[Start of EXTRACTED RECORDS]
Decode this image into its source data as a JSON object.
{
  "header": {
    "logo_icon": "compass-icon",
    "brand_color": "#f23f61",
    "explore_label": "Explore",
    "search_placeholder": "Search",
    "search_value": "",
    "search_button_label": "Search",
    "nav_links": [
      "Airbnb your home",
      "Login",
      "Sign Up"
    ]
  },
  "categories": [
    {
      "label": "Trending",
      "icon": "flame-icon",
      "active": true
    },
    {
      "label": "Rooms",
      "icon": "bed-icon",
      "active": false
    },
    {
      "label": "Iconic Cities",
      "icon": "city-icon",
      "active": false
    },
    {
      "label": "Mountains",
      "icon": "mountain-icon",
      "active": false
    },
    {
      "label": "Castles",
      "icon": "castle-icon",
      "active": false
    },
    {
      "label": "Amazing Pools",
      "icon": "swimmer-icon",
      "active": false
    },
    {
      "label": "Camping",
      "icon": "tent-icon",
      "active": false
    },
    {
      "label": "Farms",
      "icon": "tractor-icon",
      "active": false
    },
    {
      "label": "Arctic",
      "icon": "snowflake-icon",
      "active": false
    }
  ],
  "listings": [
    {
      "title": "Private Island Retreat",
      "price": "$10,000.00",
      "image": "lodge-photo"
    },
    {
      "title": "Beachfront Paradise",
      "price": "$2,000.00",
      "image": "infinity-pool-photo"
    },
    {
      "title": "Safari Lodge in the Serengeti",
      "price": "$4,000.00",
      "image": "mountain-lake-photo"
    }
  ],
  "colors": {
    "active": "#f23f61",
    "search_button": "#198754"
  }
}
[End of EXTRACTED RECORDS]
PROBLEM DETAILS: Find all lines holding the string "photo" and copy them.

WRITTEN RESPONSE:
      "image": "lodge-photo"
      "image": "infinity-pool-photo"
      "image": "mountain-lake-photo"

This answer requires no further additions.